__Requirements__:
Output the material below in its entirety, exactly as given.
-------- Given records --------
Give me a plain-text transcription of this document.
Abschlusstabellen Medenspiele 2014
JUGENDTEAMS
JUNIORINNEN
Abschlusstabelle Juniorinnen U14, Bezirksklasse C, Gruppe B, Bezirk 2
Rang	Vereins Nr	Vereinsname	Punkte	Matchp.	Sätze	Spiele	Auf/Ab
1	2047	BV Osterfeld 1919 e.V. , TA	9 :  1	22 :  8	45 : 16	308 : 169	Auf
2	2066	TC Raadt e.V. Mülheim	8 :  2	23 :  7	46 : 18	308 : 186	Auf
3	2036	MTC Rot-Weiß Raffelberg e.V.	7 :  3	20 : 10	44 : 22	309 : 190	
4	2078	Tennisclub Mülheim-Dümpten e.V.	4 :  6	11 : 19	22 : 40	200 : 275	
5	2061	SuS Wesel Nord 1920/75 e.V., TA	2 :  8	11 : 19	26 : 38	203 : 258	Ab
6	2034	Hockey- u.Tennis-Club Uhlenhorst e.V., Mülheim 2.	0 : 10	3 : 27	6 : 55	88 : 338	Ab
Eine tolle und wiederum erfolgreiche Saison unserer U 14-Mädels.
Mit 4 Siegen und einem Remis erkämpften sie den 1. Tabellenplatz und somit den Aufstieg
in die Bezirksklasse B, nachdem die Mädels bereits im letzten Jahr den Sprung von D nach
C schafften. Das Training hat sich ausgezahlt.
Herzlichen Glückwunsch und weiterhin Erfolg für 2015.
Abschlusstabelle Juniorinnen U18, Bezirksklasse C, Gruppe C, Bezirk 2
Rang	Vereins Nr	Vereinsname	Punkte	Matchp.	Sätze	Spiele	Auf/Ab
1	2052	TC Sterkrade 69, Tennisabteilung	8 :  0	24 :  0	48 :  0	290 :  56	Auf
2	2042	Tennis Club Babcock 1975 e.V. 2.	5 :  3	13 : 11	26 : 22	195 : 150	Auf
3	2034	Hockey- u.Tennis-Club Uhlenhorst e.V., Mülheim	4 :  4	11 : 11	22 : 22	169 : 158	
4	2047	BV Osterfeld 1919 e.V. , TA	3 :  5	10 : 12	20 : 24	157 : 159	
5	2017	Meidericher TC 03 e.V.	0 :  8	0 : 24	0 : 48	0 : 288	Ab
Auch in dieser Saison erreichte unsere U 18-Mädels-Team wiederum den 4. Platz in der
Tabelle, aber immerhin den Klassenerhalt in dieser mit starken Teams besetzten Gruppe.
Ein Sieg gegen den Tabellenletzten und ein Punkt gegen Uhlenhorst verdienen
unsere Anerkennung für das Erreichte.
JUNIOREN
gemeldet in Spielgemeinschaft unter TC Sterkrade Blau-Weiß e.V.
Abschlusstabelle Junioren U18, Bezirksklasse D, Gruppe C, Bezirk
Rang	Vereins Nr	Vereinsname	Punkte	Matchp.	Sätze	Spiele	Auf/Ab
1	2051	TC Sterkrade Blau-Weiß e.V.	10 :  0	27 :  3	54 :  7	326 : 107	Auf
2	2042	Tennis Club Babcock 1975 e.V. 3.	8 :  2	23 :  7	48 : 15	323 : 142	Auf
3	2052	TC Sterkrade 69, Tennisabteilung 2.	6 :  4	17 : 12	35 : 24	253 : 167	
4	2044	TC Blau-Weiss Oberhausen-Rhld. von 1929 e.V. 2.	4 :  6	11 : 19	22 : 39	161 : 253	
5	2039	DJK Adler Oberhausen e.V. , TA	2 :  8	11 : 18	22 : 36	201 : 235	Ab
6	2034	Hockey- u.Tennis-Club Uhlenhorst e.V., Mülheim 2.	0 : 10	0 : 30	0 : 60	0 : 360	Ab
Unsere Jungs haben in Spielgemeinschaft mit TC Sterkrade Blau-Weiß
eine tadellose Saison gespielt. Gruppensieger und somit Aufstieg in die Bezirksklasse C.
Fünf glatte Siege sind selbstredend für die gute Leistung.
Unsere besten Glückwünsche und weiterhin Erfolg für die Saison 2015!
--------
__Response to this task__:
Give me a plain-text transcription of this document.
Abschlusstabellen Medenspiele 2014
JUGENDTEAMS
JUNIORINNEN
Abschlusstabelle Juniorinnen U14, Bezirksklasse C, Gruppe B, Bezirk 2
Rang	Vereins Nr	Vereinsname	Punkte	Matchp.	Sätze	Spiele	Auf/Ab
1	2047	BV Osterfeld 1919 e.V. , TA	9 :  1	22 :  8	45 : 16	308 : 169	Auf
2	2066	TC Raadt e.V. Mülheim	8 :  2	23 :  7	46 : 18	308 : 186	Auf
3	2036	MTC Rot-Weiß Raffelberg e.V.	7 :  3	20 : 10	44 : 22	309 : 190	
4	2078	Tennisclub Mülheim-Dümpten e.V.	4 :  6	11 : 19	22 : 40	200 : 275	
5	2061	SuS Wesel Nord 1920/75 e.V., TA	2 :  8	11 : 19	26 : 38	203 : 258	Ab
6	2034	Hockey- u.Tennis-Club Uhlenhorst e.V., Mülheim 2.	0 : 10	3 : 27	6 : 55	88 : 338	Ab
Eine tolle und wiederum erfolgreiche Saison unserer U 14-Mädels.
Mit 4 Siegen und einem Remis erkämpften sie den 1. Tabellenplatz und somit den Aufstieg
in die Bezirksklasse B, nachdem die Mädels bereits im letzten Jahr den Sprung von D nach
C schafften. Das Training hat sich ausgezahlt.
Herzlichen Glückwunsch und weiterhin Erfolg für 2015.
Abschlusstabelle Juniorinnen U18, Bezirksklasse C, Gruppe C, Bezirk 2
Rang	Vereins Nr	Vereinsname	Punkte	Matchp.	Sätze	Spiele	Auf/Ab
1	2052	TC Sterkrade 69, Tennisabteilung	8 :  0	24 :  0	48 :  0	290 :  56	Auf
2	2042	Tennis Club Babcock 1975 e.V. 2.	5 :  3	13 : 11	26 : 22	195 : 150	Auf
3	2034	Hockey- u.Tennis-Club Uhlenhorst e.V., Mülheim	4 :  4	11 : 11	22 : 22	169 : 158	
4	2047	BV Osterfeld 1919 e.V. , TA	3 :  5	10 : 12	20 : 24	157 : 159	
5	2017	Meidericher TC 03 e.V.	0 :  8	0 : 24	0 : 48	0 : 288	Ab
Auch in dieser Saison erreichte unsere U 18-Mädels-Team wiederum den 4. Platz in der
Tabelle, aber immerhin den Klassenerhalt in dieser mit starken Teams besetzten Gruppe.
Ein Sieg gegen den Tabellenletzten und ein Punkt gegen Uhlenhorst verdienen
unsere Anerkennung für das Erreichte.
JUNIOREN
gemeldet in Spielgemeinschaft unter TC Sterkrade Blau-Weiß e.V.
Abschlusstabelle Junioren U18, Bezirksklasse D, Gruppe C, Bezirk
Rang	Vereins Nr	Vereinsname	Punkte	Matchp.	Sätze	Spiele	Auf/Ab
1	2051	TC Sterkrade Blau-Weiß e.V.	10 :  0	27 :  3	54 :  7	326 : 107	Auf
2	2042	Tennis Club Babcock 1975 e.V. 3.	8 :  2	23 :  7	48 : 15	323 : 142	Auf
3	2052	TC Sterkrade 69, Tennisabteilung 2.	6 :  4	17 : 12	35 : 24	253 : 167	
4	2044	TC Blau-Weiss Oberhausen-Rhld. von 1929 e.V. 2.	4 :  6	11 : 19	22 : 39	161 : 253	
5	2039	DJK Adler Oberhausen e.V. , TA	2 :  8	11 : 18	22 : 36	201 : 235	Ab
6	2034	Hockey- u.Tennis-Club Uhlenhorst e.V., Mülheim 2.	0 : 10	0 : 30	0 : 60	0 : 360	Ab
Unsere Jungs haben in Spielgemeinschaft mit TC Sterkrade Blau-Weiß
eine tadellose Saison gespielt. Gruppensieger und somit Aufstieg in die Bezirksklasse C.
Fünf glatte Siege sind selbstredend für die gute Leistung.
Unsere besten Glückwünsche und weiterhin Erfolg für die Saison 2015!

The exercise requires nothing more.